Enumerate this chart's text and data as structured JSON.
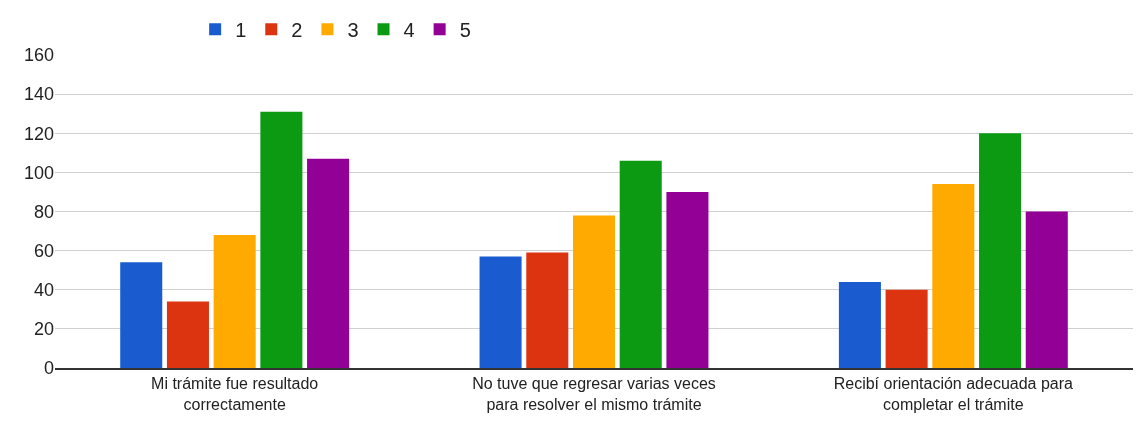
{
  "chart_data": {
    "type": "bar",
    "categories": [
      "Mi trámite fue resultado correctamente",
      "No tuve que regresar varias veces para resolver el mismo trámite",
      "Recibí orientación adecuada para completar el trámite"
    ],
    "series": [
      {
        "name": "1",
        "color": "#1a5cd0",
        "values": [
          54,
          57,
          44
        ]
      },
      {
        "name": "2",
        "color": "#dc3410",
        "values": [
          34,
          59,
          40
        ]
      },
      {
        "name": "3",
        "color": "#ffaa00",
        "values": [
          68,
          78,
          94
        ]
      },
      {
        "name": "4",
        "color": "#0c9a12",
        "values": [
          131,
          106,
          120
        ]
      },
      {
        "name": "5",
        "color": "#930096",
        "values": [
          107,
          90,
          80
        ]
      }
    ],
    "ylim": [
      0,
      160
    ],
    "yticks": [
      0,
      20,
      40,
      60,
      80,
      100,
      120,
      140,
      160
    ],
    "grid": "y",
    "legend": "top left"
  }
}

★ ★ ★ ★ ★ ★ ★

* [Problem requirements]
Copy every line of the listing where the word "color" appears.

* [Complete answer]
        "color": "#1a5cd0",
        "color": "#dc3410",
        "color": "#ffaa00",
        "color": "#0c9a12",
        "color": "#930096",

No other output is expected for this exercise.